All coming from the famous video of Andreas Spiess.

What is SWR?

SWR (Standing Wave Radio) measure the performance of signal emitted in the atmosphere. This value is available on the antenna technical datasheet or can be evaluated with appropriate measurement device.

On a radio board, the signal is generated by the transceiver, flowing into the antenna cable and finally through the antenna to be emitted into the atmosphere.

Depending on the antenna, there is some rejection of the signal back to the transceiver. This means than a portion of the signal is not emitted to the air! This is why the SWR measurement is done.

A poor antenna design will have greater SWR (>2) meaning that range of transmission (or reception) will be reduced! Very bad SWR may even damage the transceiver!

The worse case is when there is no antenna, in this case, the rejection ratio is 100%. Nothing is emitted to the atmosphere and all the signal is send back to the transceiver (which may possibly destroy it!

*Set exercise A*
Render the part of the listing that opens with the line containing "svg-text:L_R > l₁/2: L_R" and closes with the line containing "619, 602, 636]" as a JSON list of strings, one string per line, leaving out any blank lines.
*Set exercise B*
Write the next part of the text on SWR, picking up from where it stops.
The text and the listing are unrelated to each other.

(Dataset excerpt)
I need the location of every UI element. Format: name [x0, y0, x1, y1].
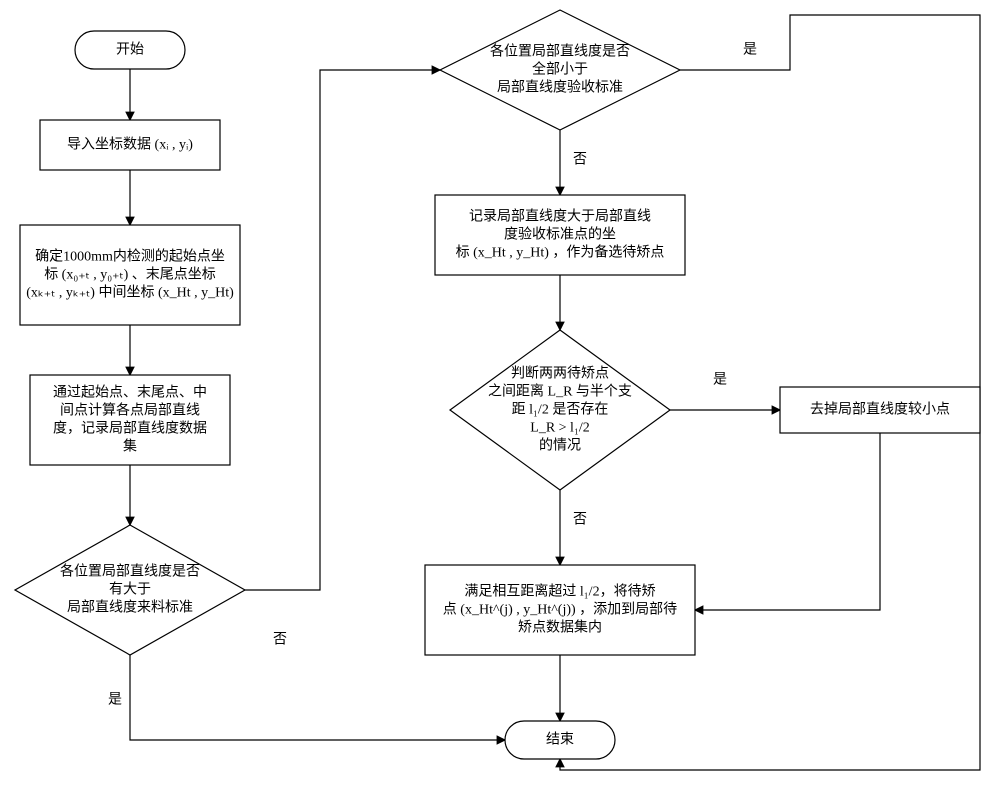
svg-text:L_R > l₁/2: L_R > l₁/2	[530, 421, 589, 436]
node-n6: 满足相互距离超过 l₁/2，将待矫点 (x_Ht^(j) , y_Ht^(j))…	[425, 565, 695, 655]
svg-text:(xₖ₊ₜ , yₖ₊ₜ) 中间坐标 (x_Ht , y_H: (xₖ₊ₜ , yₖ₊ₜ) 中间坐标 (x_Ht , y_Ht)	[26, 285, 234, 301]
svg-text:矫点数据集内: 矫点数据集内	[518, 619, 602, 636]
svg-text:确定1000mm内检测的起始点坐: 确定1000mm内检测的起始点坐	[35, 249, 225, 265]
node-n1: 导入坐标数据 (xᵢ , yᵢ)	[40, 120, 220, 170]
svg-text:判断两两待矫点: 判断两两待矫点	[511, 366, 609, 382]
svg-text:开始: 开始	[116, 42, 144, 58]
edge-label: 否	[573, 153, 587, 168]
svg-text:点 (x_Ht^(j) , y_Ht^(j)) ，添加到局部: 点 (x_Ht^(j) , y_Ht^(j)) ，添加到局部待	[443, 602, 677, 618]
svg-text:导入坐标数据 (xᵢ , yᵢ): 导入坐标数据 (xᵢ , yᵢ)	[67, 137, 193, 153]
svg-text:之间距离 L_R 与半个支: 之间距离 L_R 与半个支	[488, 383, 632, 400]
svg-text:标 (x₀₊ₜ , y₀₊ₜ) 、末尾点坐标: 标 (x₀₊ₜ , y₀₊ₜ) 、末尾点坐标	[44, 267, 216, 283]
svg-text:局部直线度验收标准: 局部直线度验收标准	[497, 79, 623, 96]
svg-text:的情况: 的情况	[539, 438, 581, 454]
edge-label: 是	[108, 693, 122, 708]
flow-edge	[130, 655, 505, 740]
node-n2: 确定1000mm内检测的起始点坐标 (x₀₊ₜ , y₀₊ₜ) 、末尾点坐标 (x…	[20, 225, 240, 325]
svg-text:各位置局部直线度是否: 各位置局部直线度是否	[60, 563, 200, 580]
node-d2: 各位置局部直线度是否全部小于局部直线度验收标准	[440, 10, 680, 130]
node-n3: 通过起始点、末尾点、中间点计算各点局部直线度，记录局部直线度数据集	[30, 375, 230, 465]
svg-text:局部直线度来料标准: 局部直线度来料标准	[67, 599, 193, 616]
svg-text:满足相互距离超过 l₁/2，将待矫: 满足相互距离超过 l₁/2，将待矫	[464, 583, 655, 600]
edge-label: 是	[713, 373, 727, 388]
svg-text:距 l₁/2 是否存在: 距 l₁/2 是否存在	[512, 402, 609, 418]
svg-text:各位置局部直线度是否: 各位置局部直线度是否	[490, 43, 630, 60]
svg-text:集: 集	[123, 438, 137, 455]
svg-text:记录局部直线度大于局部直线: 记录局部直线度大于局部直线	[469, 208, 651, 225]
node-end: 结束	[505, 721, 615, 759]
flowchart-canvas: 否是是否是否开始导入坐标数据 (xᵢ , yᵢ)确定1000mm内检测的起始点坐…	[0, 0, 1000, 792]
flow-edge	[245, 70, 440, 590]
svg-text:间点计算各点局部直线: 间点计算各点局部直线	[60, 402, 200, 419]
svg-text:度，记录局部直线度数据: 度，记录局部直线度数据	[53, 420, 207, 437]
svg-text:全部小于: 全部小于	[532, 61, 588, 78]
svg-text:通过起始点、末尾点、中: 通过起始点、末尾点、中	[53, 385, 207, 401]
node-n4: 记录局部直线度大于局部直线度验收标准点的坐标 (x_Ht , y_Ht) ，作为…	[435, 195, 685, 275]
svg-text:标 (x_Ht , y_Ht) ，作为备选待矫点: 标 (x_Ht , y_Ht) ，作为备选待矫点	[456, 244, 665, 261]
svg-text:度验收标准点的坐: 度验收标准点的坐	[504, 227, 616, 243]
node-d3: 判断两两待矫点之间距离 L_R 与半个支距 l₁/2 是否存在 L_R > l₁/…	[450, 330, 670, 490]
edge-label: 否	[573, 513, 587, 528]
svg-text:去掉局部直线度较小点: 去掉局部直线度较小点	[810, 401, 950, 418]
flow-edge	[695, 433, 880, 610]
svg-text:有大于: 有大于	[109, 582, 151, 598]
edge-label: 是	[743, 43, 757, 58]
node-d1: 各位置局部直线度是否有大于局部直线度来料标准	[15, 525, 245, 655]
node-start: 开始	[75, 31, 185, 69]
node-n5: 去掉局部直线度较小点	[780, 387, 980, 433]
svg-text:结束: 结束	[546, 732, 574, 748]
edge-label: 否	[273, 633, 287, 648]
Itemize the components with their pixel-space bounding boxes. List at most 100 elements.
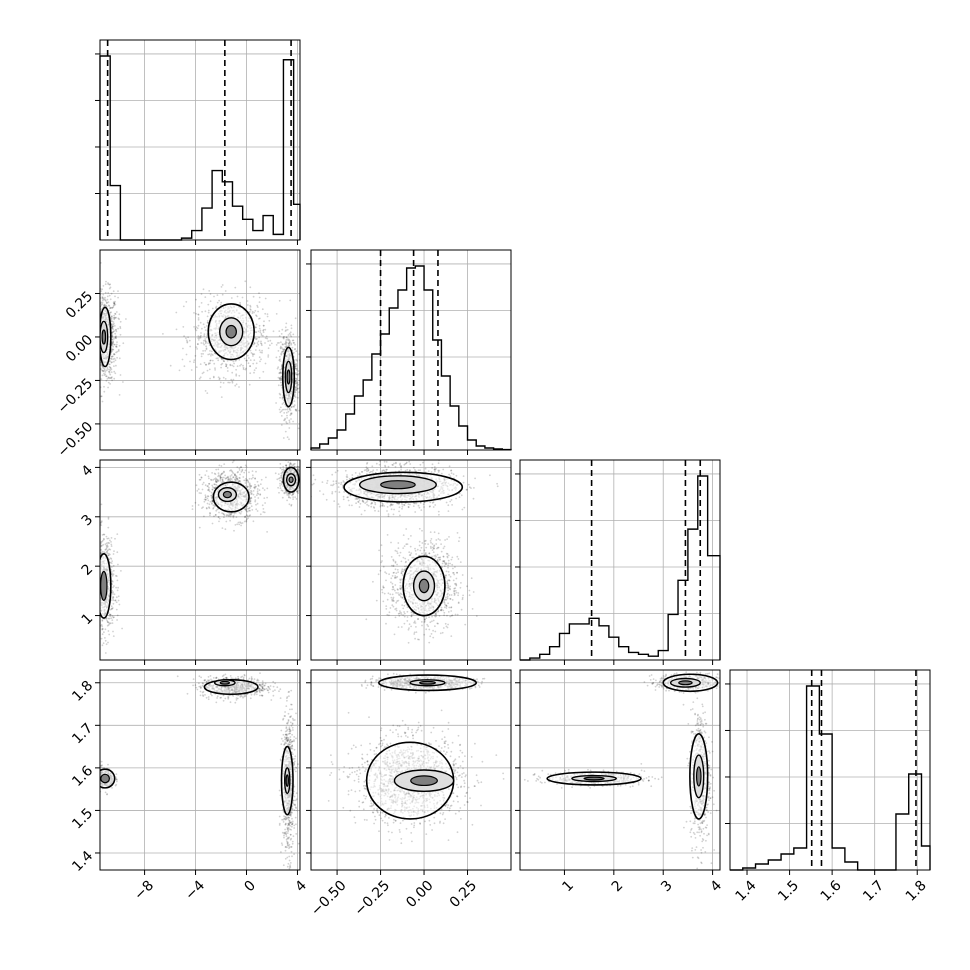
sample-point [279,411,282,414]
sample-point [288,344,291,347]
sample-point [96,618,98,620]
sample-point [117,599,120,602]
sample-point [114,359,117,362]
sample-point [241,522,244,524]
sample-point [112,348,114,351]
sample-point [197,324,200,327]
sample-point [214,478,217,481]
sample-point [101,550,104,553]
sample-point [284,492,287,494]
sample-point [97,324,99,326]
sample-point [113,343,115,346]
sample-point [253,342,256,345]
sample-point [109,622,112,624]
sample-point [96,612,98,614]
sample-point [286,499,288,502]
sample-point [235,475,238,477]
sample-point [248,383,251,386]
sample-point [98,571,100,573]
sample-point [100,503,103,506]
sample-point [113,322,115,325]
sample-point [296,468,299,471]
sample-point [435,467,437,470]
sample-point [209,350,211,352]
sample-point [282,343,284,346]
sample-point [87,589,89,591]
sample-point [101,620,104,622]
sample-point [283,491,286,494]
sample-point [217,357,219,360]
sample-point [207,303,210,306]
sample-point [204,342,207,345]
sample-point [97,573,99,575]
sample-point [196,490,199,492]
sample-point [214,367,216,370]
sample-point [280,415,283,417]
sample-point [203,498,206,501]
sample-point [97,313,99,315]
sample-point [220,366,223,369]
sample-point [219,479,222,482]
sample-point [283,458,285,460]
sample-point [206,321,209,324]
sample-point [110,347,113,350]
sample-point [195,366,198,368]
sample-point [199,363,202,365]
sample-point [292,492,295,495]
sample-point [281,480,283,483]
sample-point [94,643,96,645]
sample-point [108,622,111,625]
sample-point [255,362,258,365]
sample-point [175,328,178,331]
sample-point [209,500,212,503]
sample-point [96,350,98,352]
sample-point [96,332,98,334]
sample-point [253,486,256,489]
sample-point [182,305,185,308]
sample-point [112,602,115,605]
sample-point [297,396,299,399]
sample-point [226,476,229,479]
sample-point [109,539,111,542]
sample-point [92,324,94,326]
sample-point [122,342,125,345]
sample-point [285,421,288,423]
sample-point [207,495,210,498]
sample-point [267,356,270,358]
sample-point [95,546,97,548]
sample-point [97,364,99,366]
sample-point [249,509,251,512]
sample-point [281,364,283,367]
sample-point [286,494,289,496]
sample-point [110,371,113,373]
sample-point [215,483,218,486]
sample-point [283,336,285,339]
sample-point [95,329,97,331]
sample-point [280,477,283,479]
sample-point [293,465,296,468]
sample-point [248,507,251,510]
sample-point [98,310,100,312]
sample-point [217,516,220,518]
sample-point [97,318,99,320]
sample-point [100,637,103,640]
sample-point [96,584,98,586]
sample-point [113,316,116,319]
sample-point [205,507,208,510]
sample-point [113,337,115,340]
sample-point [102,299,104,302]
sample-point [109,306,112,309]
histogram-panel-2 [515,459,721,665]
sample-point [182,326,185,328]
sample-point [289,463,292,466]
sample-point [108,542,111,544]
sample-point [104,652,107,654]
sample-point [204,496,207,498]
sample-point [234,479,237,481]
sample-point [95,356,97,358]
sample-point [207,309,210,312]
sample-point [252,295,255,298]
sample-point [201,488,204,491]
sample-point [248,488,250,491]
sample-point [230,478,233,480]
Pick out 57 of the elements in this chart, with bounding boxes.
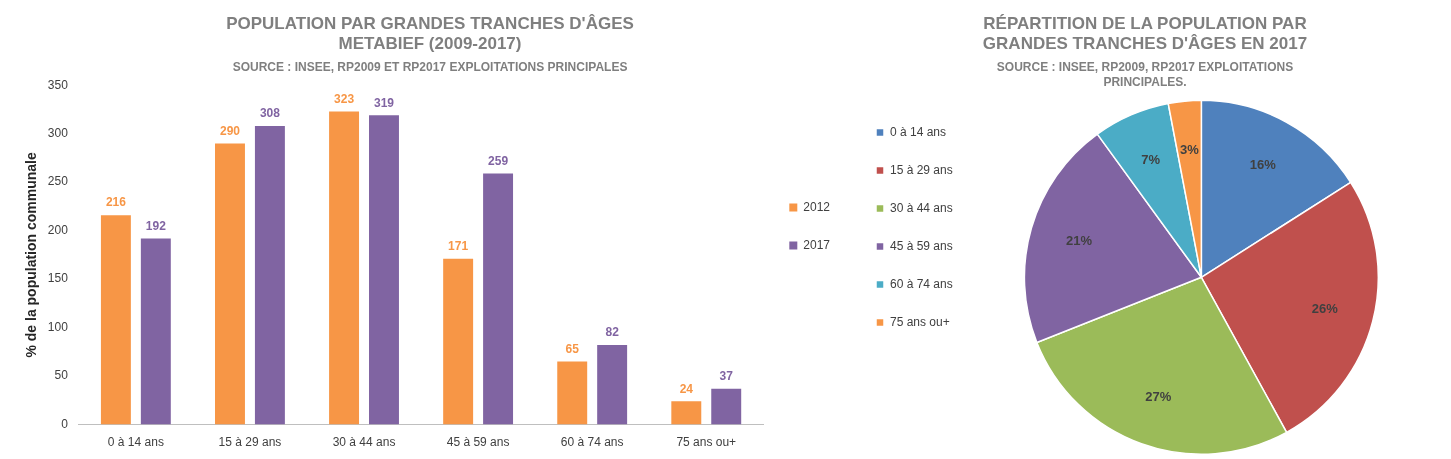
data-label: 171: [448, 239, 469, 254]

*Written answer A*
[
  "svg-text:L_R > l₁/2: L_R > l₁/2\t[530, 421, 589, 436]",
  "node-n6: 满足相互距离超过 l₁/2，将待矫点 (x_Ht^(j) , y_Ht^(j))…\t[425, 565, 695, 655]",
  "svg-text:(xₖ₊ₜ , yₖ₊ₜ) 中间坐标 (x_Ht , y_H: (xₖ₊ₜ , yₖ₊ₜ) 中间坐标 (x_Ht , y_Ht)\t[26, 285, 234, 301]",
  "svg-text:矫点数据集内: 矫点数据集内\t[518, 619, 602, 636]"
]

*Written answer B*
SWR Description
1.0-1.5 The ideal range! an SWR under 1.5 is really great. Getting under 1.5 (closer of 1) is possible but difficult, you may consider additionnal tuning, other equipment and different mounting location. However dropping under 1.5 (to 1.0) would not increase the performance in significant manner.
1.5-1.9 This range will provide an adequate/acceptable performance. Due to installations, it's sometime impossible to get an SWR under that range. This SWR range often means that your tuned antenna is not mounted in a less-than-ideal location. To troubleshoot, search for paper dealing about "problematic antenna mounting locations". Going to from 2.0 down to 1.5 will really offer noticeable performance improvement.
2.0-2.4 While not good, this likely won't damage your radio with casual use. However, you should definitely try to improve it if you can. SWR in this range is usually caused by a poor antenna mounting location and/or a poor choice of equipment for your specific vehicle. To troubleshoot, you'll likely need to move the mounting location and/or use a more suitable antenna. It's by no means a good tuning job, but will function if you've exhausted all other troubleshooting possibilities.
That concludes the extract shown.